PROVIDED RECORDS -
========

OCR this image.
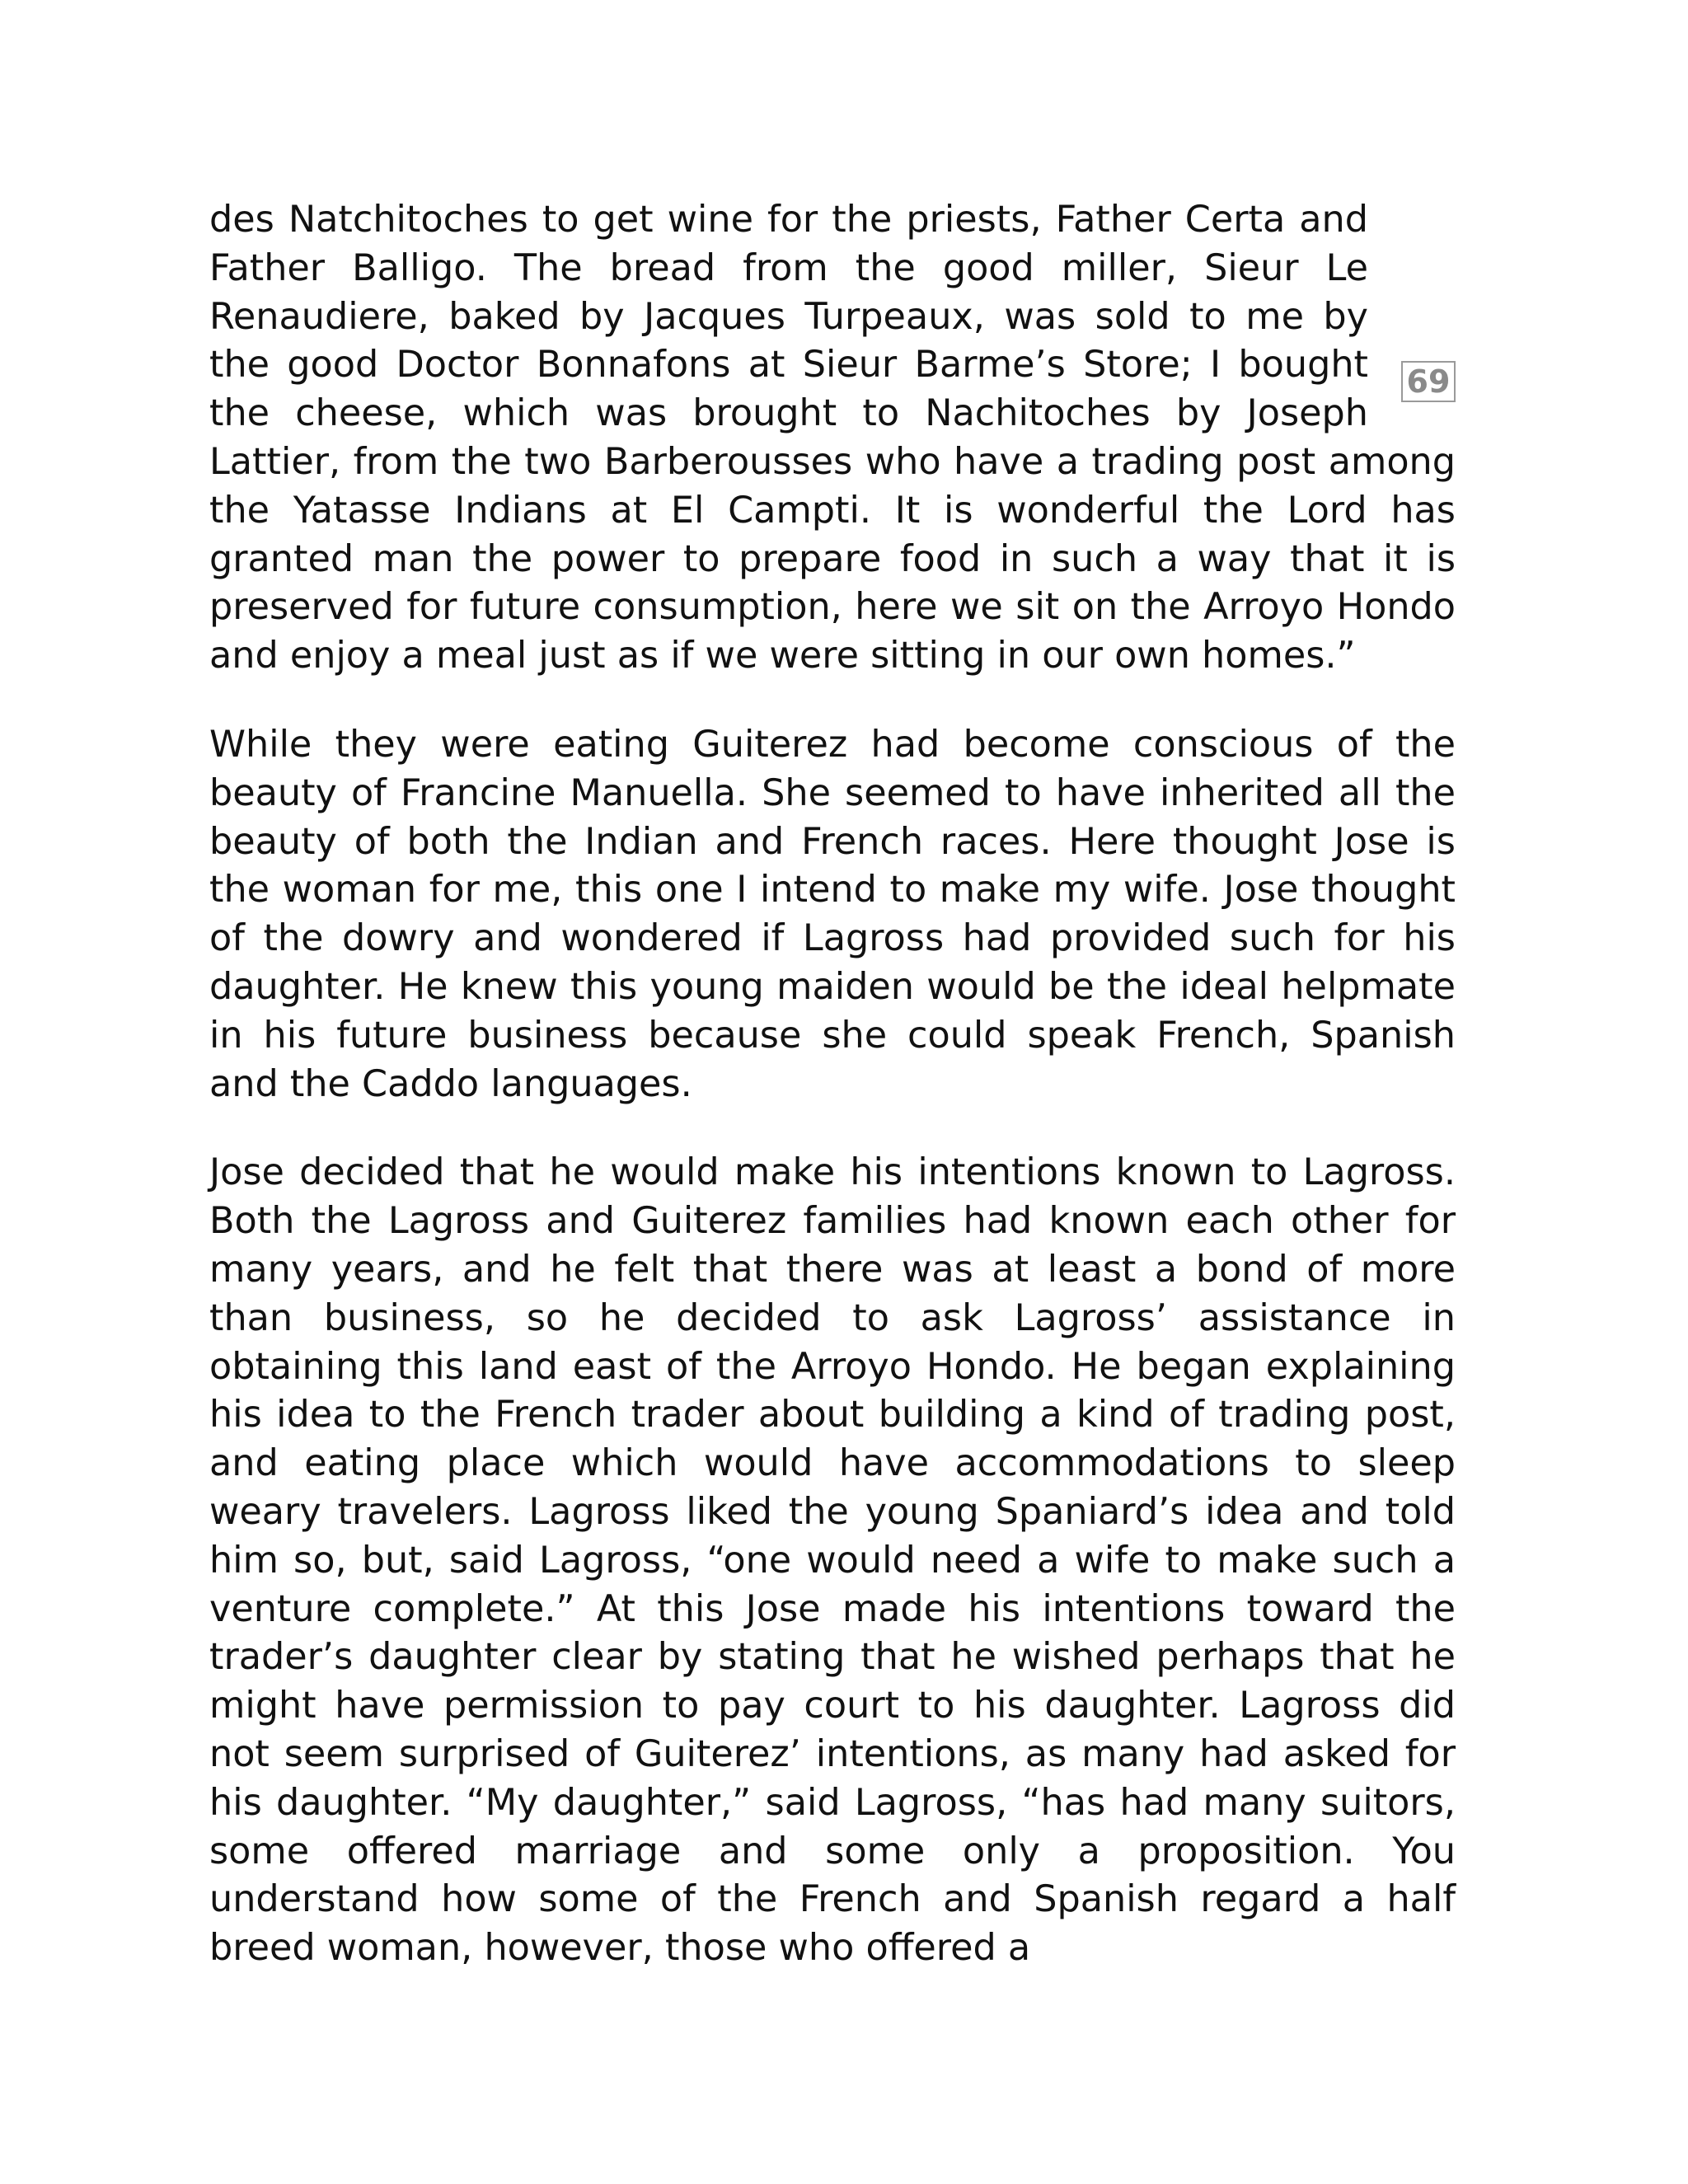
69
des Natchitoches to get wine for the priests, Father Certa and Father Balligo. The bread from the good miller, Sieur Le Renaudiere, baked by Jacques Turpeaux, was sold to me by the good Doctor Bonnafons at Sieur Barme’s Store; I bought the cheese, which was brought to Nachitoches by Joseph Lattier, from the two Barberousses who have a trading post among the Yatasse Indians at El Campti. It is wonderful the Lord has granted man the power to prepare food in such a way that it is preserved for future consumption, here we sit on the Arroyo Hondo and enjoy a meal just as if we were sitting in our own homes.”

While they were eating Guiterez had become conscious of the beauty of Francine Manuella. She seemed to have inherited all the beauty of both the Indian and French races. Here thought Jose is the woman for me, this one I intend to make my wife. Jose thought of the dowry and wondered if Lagross had provided such for his daughter. He knew this young maiden would be the ideal helpmate in his future business because she could speak French, Spanish and the Caddo languages.

Jose decided that he would make his intentions known to Lagross. Both the Lagross and Guiterez families had known each other for many years, and he felt that there was at least a bond of more than business, so he decided to ask Lagross’ assistance in obtaining this land east of the Arroyo Hondo. He began explaining his idea to the French trader about building a kind of trading post, and eating place which would have accommodations to sleep weary travelers. Lagross liked the young Spaniard’s idea and told him so, but, said Lagross, “one would need a wife to make such a venture complete.” At this Jose made his intentions toward the trader’s daughter clear by stating that he wished perhaps that he might have permission to pay court to his daughter. Lagross did not seem surprised of Guiterez’ intentions, as many had asked for his daughter. “My daughter,” said Lagross, “has had many suitors, some offered marriage and some only a proposition. You understand how some of the French and Spanish regard a half breed woman, however, those who offered a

========

WRITTEN REQUEST -
Return to the listing above and set it down exactly, leaving out its pictures.

EXERCISE RESPONSE -
OCR this image.
69
des Natchitoches to get wine for the priests, Father Certa and Father Balligo. The bread from the good miller, Sieur Le Renaudiere, baked by Jacques Turpeaux, was sold to me by the good Doctor Bonnafons at Sieur Barme’s Store; I bought the cheese, which was brought to Nachitoches by Joseph Lattier, from the two Barberousses who have a trading post among the Yatasse Indians at El Campti. It is wonderful the Lord has granted man the power to prepare food in such a way that it is preserved for future consumption, here we sit on the Arroyo Hondo and enjoy a meal just as if we were sitting in our own homes.”

While they were eating Guiterez had become conscious of the beauty of Francine Manuella. She seemed to have inherited all the beauty of both the Indian and French races. Here thought Jose is the woman for me, this one I intend to make my wife. Jose thought of the dowry and wondered if Lagross had provided such for his daughter. He knew this young maiden would be the ideal helpmate in his future business because she could speak French, Spanish and the Caddo languages.

Jose decided that he would make his intentions known to Lagross. Both the Lagross and Guiterez families had known each other for many years, and he felt that there was at least a bond of more than business, so he decided to ask Lagross’ assistance in obtaining this land east of the Arroyo Hondo. He began explaining his idea to the French trader about building a kind of trading post, and eating place which would have accommodations to sleep weary travelers. Lagross liked the young Spaniard’s idea and told him so, but, said Lagross, “one would need a wife to make such a venture complete.” At this Jose made his intentions toward the trader’s daughter clear by stating that he wished perhaps that he might have permission to pay court to his daughter. Lagross did not seem surprised of Guiterez’ intentions, as many had asked for his daughter. “My daughter,” said Lagross, “has had many suitors, some offered marriage and some only a proposition. You understand how some of the French and Spanish regard a half breed woman, however, those who offered a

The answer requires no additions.